Output every line below exactly.
*** GIVEN RECORDS Section Begins ***
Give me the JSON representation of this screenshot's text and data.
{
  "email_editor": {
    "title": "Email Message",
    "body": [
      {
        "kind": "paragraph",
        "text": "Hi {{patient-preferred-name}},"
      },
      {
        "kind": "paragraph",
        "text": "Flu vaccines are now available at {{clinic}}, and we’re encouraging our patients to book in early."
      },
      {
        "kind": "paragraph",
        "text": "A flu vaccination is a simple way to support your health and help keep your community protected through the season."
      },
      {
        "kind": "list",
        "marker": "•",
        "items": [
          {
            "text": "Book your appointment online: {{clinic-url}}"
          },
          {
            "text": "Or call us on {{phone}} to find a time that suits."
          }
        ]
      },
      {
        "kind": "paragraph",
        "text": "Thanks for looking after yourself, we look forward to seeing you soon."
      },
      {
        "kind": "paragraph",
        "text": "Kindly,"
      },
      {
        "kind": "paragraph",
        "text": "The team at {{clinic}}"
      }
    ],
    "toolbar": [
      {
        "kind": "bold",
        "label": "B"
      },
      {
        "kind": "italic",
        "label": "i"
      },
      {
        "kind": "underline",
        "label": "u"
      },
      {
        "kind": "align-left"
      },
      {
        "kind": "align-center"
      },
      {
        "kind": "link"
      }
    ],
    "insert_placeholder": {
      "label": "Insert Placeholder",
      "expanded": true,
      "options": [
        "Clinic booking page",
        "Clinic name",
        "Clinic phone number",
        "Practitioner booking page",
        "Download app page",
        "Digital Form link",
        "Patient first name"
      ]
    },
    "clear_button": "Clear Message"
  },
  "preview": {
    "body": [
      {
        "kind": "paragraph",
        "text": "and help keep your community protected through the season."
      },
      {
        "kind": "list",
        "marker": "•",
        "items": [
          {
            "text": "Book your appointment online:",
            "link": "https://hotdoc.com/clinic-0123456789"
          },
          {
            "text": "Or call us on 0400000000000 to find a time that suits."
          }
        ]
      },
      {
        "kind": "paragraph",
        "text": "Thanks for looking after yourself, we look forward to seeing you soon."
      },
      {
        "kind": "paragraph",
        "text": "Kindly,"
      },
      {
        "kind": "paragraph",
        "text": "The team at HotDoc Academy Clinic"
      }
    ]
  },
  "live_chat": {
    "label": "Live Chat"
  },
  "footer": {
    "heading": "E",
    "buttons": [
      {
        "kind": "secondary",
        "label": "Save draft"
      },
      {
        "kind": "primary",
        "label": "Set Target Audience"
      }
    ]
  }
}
*** GIVEN RECORDS Section Ends ***
**OUTPUT BELOW:**
Give me the JSON representation of this screenshot's text and data.
{
  "email_editor": {
    "title": "Email Message",
    "body": [
      {
        "kind": "paragraph",
        "text": "Hi {{patient-preferred-name}},"
      },
      {
        "kind": "paragraph",
        "text": "Flu vaccines are now available at {{clinic}}, and we’re encouraging our patients to book in early."
      },
      {
        "kind": "paragraph",
        "text": "A flu vaccination is a simple way to support your health and help keep your community protected through the season."
      },
      {
        "kind": "list",
        "marker": "•",
        "items": [
          {
            "text": "Book your appointment online: {{clinic-url}}"
          },
          {
            "text": "Or call us on {{phone}} to find a time that suits."
          }
        ]
      },
      {
        "kind": "paragraph",
        "text": "Thanks for looking after yourself, we look forward to seeing you soon."
      },
      {
        "kind": "paragraph",
        "text": "Kindly,"
      },
      {
        "kind": "paragraph",
        "text": "The team at {{clinic}}"
      }
    ],
    "toolbar": [
      {
        "kind": "bold",
        "label": "B"
      },
      {
        "kind": "italic",
        "label": "i"
      },
      {
        "kind": "underline",
        "label": "u"
      },
      {
        "kind": "align-left"
      },
      {
        "kind": "align-center"
      },
      {
        "kind": "link"
      }
    ],
    "insert_placeholder": {
      "label": "Insert Placeholder",
      "expanded": true,
      "options": [
        "Clinic booking page",
        "Clinic name",
        "Clinic phone number",
        "Practitioner booking page",
        "Download app page",
        "Digital Form link",
        "Patient first name"
      ]
    },
    "clear_button": "Clear Message"
  },
  "preview": {
    "body": [
      {
        "kind": "paragraph",
        "text": "and help keep your community protected through the season."
      },
      {
        "kind": "list",
        "marker": "•",
        "items": [
          {
            "text": "Book your appointment online:",
            "link": "https://hotdoc.com/clinic-0123456789"
          },
          {
            "text": "Or call us on 0400000000000 to find a time that suits."
          }
        ]
      },
      {
        "kind": "paragraph",
        "text": "Thanks for looking after yourself, we look forward to seeing you soon."
      },
      {
        "kind": "paragraph",
        "text": "Kindly,"
      },
      {
        "kind": "paragraph",
        "text": "The team at HotDoc Academy Clinic"
      }
    ]
  },
  "live_chat": {
    "label": "Live Chat"
  },
  "footer": {
    "heading": "E",
    "buttons": [
      {
        "kind": "secondary",
        "label": "Save draft"
      },
      {
        "kind": "primary",
        "label": "Set Target Audience"
      }
    ]
  }
}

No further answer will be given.